**EXTRAIT:**

Marcher, c’est déjà commencer à se quitter : le sens du départ
Avant de parler sacs à dos et semelles, abordons ce que représente le départ sur un chemin comme Compostelle. L’expérience commence bien avant le premier kilomètre parcouru. Dire au revoir à ses habitudes, choisir de ralentir sa vie, c’est déjà une aventure.
Bien souvent, le départ marque une intention. Selon une enquête de l’Agence française des chemins de Compostelle, 56% des marcheurs déclarent vouloir “se ressourcer” en priorité, quand près d’un sur deux (48%) parle d’un besoin de “rupture” avec leur quotidien (Agence française des chemins de Compostelle). Ce projet a une profondeur, et le préparer demande de l’attention – non seulement à ce que l’on emporte, mais à ce que l’on laisse derrière soi.

**DOCUMENTS D'ÉTUDE:**

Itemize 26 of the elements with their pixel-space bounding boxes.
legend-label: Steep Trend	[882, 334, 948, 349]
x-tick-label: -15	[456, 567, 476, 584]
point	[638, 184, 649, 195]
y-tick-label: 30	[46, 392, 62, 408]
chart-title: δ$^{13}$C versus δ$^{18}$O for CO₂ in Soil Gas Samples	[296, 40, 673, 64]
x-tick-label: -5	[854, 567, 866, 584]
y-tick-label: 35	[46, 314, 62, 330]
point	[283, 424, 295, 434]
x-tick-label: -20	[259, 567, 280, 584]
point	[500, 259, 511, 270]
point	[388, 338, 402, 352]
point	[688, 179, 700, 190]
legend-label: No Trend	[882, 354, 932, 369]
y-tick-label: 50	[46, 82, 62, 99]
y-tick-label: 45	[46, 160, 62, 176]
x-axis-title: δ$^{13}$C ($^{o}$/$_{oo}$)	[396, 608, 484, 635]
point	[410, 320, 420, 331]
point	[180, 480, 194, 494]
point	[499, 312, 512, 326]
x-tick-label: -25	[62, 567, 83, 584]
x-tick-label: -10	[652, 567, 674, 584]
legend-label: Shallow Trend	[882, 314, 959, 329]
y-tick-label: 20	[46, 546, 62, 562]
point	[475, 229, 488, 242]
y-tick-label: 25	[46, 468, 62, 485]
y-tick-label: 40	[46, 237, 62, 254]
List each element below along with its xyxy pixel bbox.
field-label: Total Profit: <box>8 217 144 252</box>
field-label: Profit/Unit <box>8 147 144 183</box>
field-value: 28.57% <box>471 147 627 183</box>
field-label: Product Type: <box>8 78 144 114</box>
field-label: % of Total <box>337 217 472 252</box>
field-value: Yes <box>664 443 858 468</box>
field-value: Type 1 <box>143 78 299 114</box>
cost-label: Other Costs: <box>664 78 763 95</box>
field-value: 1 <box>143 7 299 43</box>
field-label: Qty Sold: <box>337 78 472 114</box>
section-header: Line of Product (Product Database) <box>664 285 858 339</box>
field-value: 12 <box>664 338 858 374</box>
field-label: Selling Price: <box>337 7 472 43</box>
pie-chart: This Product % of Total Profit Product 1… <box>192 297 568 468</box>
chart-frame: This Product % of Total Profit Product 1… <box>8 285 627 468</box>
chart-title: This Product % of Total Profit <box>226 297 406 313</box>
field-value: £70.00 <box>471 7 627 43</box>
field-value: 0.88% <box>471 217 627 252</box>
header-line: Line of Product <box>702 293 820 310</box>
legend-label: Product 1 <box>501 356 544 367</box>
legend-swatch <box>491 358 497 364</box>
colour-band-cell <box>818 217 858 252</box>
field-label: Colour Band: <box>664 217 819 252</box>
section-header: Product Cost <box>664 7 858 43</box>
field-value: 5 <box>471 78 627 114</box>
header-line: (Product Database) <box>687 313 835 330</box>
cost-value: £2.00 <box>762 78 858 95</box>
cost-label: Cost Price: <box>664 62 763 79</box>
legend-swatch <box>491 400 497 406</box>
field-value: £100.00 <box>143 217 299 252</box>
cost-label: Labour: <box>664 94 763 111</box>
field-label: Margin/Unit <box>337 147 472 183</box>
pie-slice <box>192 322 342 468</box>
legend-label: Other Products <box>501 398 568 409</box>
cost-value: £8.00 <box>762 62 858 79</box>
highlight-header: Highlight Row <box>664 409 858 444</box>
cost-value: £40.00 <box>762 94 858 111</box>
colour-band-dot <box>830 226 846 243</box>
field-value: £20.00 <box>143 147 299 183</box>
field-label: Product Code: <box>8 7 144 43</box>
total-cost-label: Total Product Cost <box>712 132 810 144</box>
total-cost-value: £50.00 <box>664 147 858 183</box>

**CONSIGNES:**
**1.** Expliquez en une à trois phrases pourquoi, selon l'extrait sur le départ vers Compostelle, l'expérience commence bien avant le premier kilomètre parcouru.
**2.** Poursuivez l'extrait sur le départ vers Compostelle à partir de sa dernière phrase.
Les lignes forment un ensemble à part, sans lien avec l'extrait.

**CORRIGÉ:**
**1.** L'expérience commence avant le premier kilomètre parce que dire au revoir à ses habitudes et choisir de ralentir sa vie constituent déjà une aventure.

**2.**
Pour bon nombre, et plus encore chez les seniors, partir c’est aussi traverser ses peurs : la fatigue, la solitude, la nouveauté, les petits bobos du corps. Mais c’est aussi offrir à sa marche une valeur symbolique dès les premiers gestes – dire au revoir à sa famille, écrire une lettre à soi-même à lire à l’arrivée, bénir ses chaussures, ou tout simplement, prendre le temps de s’asseoir la veille en se demandant : “À quoi est-ce que je tiens vraiment, et qu’est-ce que je peux laisser ?”.